#### TEXTO PROPORCIONADO
SLOW JUMP para mayores de 50

Clases de Slow Jump para mayores de 50

Se proporciona a los mayores de cincuenta años un espacio y una actividad adecuadas a sus condiciones físicas y que, a la vez, sea lo suficientemente atractiva para que vayan incrementando poco a poco su propiocepción y se encuentren más seguros, confiados y felices.

¿Qué es el Jumping?

El Jumping es una nueva forma de entrenamiento. Una de las más completas, en la que todo el cuerpo trabaja activamente. Consiste en saltar sobre un trampolín individual mientras se realizan ejercicios gimnásticos al ritmo de la música.
########
#### DATOS DE ORIGEN
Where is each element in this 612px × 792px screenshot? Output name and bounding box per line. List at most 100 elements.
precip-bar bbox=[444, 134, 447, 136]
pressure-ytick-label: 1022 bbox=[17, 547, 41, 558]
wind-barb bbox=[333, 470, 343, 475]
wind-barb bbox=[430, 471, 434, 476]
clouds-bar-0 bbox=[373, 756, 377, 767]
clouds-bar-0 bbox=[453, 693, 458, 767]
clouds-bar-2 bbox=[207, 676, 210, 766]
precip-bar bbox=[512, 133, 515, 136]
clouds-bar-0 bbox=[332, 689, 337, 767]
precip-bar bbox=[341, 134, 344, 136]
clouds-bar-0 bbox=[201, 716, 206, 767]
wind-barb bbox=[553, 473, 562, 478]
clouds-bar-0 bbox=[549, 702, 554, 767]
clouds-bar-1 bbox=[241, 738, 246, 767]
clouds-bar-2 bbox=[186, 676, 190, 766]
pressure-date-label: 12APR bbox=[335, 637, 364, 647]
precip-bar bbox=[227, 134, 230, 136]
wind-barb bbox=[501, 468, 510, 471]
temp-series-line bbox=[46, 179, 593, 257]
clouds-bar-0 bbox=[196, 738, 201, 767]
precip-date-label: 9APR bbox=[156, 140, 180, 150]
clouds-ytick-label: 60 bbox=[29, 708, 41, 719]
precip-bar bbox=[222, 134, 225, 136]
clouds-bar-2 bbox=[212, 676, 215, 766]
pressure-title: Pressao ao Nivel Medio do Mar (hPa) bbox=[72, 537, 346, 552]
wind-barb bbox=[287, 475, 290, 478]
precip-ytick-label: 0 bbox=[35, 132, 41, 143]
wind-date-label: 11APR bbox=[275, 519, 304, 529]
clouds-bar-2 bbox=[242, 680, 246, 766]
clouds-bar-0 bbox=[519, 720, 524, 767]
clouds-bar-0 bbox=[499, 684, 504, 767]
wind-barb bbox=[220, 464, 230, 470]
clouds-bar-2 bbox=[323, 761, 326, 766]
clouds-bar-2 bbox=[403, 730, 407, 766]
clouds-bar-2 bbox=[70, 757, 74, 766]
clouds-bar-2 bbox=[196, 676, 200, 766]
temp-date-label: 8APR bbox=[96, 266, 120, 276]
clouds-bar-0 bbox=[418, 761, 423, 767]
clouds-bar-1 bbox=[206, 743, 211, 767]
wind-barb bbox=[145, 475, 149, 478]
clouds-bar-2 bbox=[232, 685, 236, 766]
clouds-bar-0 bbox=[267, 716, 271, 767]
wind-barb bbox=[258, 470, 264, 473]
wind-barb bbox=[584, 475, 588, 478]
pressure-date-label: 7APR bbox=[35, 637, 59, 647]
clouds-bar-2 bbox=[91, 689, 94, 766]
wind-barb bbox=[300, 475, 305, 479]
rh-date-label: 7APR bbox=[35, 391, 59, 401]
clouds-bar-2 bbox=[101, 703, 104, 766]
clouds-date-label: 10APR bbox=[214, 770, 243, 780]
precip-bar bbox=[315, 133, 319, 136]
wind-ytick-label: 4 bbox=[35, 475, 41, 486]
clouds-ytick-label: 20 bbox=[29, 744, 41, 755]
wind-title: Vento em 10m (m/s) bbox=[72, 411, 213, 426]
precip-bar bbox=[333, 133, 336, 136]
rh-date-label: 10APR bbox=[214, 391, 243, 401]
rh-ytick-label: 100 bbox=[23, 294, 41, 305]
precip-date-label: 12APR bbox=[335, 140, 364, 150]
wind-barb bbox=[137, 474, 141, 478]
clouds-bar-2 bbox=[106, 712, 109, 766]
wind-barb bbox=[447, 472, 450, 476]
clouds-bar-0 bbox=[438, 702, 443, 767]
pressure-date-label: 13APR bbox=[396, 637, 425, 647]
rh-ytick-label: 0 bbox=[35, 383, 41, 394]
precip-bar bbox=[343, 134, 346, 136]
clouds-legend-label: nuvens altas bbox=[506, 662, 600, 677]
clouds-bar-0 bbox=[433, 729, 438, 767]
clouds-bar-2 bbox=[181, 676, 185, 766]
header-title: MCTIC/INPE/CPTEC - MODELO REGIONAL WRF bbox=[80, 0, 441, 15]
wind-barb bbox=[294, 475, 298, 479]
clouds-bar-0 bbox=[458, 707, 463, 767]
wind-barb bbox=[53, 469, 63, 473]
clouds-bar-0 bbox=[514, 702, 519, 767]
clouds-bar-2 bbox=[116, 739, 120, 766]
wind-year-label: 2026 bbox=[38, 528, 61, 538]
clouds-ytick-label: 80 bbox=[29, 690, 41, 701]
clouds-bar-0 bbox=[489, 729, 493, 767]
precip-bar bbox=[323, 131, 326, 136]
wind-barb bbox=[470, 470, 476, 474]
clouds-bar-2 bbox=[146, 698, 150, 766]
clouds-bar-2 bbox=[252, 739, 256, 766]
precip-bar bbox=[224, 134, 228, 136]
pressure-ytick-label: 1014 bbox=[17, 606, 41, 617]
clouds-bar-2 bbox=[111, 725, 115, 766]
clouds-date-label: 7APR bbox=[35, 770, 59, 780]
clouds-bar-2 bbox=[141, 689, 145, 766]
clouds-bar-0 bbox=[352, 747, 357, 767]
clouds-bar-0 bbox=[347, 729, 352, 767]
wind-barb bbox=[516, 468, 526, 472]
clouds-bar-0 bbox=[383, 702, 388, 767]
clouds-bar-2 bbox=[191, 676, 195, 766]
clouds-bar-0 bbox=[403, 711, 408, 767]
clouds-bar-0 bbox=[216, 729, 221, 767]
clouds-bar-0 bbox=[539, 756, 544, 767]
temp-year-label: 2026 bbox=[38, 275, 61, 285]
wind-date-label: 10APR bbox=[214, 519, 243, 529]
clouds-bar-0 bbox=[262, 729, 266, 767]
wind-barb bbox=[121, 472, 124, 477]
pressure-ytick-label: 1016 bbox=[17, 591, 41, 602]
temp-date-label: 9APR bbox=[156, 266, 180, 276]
########
Según el texto sobre el Slow Jump, ¿en qué consiste el Jumping?

Consiste en saltar sobre un trampolín individual mientras se realizan ejercicios gimnásticos al ritmo de la música.